▸ Exercise requirements
Report back every line in the data that includes the string "Bron".

Document page records
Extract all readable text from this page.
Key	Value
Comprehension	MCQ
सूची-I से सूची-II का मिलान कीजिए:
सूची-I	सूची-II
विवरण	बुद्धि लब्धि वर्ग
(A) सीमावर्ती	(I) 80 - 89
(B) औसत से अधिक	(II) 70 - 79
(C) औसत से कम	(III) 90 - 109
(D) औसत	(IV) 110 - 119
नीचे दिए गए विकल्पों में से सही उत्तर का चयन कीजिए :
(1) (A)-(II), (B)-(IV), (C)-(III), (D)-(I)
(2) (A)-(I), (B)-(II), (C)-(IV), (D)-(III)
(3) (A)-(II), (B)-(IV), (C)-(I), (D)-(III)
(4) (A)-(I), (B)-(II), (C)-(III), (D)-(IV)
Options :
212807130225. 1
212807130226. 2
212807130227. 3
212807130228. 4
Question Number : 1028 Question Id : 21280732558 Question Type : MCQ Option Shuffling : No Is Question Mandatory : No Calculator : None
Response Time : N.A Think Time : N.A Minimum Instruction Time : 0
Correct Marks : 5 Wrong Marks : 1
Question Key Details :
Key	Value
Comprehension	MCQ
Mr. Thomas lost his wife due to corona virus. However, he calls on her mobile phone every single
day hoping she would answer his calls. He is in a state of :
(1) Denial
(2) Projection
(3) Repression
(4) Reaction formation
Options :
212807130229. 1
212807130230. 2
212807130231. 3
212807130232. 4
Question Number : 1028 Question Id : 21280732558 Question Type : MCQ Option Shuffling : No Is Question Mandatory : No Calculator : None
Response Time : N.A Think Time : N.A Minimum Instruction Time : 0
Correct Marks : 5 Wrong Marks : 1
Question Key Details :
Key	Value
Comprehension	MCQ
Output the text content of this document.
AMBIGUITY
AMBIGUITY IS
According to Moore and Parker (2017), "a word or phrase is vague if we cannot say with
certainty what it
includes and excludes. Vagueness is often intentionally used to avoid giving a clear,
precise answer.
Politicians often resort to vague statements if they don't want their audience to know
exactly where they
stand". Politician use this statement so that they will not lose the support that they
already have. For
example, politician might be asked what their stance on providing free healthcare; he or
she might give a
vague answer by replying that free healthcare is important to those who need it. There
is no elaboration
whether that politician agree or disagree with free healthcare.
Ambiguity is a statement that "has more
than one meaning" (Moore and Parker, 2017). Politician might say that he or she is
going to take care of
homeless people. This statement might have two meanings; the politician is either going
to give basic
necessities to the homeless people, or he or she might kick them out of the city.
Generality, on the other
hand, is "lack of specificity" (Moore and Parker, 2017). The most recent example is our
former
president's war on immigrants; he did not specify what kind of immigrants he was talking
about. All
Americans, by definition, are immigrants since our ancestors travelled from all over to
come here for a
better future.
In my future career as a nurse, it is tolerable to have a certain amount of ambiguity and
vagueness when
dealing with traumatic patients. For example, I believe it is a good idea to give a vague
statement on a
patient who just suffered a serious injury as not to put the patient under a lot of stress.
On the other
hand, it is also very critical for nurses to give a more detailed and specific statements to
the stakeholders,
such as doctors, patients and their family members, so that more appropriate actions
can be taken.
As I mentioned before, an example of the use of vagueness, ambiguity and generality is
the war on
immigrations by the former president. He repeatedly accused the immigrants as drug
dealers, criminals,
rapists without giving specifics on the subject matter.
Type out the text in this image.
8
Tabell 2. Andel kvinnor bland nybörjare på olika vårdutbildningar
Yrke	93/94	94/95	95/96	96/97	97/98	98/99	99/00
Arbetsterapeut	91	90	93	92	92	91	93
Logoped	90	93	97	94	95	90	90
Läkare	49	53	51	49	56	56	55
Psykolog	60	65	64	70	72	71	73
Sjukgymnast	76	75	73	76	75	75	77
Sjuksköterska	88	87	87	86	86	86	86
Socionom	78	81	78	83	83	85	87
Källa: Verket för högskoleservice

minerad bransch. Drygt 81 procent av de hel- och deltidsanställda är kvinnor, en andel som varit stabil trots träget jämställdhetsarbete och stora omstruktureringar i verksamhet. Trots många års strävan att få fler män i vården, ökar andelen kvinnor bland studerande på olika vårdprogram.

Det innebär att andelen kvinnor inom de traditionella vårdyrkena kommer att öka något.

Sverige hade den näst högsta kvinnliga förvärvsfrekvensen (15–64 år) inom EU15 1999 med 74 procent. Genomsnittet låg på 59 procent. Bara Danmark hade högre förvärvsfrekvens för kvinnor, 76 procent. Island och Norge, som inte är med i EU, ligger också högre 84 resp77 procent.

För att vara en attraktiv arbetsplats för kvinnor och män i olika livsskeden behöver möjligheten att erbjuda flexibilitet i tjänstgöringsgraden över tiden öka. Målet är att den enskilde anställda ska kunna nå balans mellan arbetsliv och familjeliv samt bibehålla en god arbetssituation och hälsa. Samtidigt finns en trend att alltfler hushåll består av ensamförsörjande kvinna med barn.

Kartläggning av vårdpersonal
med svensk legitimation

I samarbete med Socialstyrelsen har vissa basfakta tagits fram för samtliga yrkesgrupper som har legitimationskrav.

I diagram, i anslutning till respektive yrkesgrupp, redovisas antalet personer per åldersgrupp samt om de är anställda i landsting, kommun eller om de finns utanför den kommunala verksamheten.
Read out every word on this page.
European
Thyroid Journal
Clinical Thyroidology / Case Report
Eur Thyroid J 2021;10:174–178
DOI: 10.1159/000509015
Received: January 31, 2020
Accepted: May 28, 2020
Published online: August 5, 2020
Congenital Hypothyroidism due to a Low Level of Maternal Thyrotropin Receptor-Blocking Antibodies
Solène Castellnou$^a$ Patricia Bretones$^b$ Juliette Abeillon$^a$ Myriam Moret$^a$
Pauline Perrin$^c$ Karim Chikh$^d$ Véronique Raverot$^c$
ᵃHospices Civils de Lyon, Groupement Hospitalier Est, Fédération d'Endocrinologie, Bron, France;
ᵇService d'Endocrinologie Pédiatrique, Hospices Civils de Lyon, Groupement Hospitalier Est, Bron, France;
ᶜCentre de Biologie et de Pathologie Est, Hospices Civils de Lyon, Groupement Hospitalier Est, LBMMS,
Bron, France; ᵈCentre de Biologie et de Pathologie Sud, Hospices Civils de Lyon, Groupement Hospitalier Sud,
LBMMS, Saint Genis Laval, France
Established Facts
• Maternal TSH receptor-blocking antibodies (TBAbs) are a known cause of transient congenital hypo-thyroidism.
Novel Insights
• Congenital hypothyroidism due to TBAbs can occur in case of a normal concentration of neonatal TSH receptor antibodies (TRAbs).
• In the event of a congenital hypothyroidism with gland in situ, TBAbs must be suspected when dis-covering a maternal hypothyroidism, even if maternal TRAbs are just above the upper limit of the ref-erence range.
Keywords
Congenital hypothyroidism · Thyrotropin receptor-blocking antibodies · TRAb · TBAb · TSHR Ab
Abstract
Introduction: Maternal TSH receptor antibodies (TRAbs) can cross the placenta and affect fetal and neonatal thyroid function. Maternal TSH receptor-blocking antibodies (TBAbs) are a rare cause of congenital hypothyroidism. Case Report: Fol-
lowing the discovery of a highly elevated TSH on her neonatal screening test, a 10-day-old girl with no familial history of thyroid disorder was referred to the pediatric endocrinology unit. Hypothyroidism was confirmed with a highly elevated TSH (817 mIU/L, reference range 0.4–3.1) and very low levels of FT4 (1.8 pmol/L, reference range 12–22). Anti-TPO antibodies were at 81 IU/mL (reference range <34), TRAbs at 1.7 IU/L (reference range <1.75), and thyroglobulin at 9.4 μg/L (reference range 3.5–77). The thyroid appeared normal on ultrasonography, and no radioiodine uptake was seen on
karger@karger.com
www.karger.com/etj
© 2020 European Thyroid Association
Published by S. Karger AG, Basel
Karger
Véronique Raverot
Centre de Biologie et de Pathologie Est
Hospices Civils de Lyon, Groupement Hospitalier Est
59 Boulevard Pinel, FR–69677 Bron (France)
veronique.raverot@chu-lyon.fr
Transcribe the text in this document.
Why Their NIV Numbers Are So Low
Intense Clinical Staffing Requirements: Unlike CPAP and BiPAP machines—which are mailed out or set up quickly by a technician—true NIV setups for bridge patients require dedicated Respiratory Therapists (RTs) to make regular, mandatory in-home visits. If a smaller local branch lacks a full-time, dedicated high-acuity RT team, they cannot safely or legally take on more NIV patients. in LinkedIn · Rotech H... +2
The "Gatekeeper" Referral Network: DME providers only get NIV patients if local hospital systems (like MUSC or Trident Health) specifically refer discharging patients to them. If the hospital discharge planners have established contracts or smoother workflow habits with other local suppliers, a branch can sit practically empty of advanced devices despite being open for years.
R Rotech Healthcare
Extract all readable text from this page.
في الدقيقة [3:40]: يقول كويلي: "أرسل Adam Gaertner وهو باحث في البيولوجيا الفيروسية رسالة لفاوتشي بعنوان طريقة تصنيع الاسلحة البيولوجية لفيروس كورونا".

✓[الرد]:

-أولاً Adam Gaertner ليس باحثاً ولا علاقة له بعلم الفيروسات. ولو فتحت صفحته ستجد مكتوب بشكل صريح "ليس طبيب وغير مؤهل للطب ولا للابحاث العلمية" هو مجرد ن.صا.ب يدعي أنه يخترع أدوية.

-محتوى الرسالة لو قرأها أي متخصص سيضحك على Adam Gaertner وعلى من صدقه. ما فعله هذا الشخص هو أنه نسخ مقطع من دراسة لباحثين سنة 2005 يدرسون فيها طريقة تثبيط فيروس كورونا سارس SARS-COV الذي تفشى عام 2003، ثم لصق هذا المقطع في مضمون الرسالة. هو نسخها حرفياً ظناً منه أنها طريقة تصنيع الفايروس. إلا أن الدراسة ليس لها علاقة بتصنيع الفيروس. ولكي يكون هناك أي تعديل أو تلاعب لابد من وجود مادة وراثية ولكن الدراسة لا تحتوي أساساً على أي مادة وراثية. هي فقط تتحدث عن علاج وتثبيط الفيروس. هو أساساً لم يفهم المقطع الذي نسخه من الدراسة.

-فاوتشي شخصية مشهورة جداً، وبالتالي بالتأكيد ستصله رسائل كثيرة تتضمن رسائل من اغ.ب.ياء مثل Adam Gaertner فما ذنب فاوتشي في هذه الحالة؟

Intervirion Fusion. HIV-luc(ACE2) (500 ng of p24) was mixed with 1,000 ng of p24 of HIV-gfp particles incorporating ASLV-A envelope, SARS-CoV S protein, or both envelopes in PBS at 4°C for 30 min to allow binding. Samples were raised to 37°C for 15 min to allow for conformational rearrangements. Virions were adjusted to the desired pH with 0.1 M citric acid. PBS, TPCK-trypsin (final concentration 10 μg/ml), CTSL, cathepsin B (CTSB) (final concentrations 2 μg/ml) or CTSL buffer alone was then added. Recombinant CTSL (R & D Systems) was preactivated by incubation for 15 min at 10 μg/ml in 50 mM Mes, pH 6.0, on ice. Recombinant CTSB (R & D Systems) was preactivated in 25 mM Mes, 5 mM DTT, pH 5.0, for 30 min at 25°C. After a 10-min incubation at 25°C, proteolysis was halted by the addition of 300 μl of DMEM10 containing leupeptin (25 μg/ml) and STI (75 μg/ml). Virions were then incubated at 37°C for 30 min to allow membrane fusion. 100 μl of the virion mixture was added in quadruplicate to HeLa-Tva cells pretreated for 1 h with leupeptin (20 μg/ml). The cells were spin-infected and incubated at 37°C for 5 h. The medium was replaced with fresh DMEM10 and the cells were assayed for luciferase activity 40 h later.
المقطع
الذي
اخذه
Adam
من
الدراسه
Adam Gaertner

▸ Result of this exercise
ᵃHospices Civils de Lyon, Groupement Hospitalier Est, Fédération d'Endocrinologie, Bron, France;
ᵇService d'Endocrinologie Pédiatrique, Hospices Civils de Lyon, Groupement Hospitalier Est, Bron, France;
Bron, France; ᵈCentre de Biologie et de Pathologie Sud, Hospices Civils de Lyon, Groupement Hospitalier Sud,
59 Boulevard Pinel, FR–69677 Bron (France)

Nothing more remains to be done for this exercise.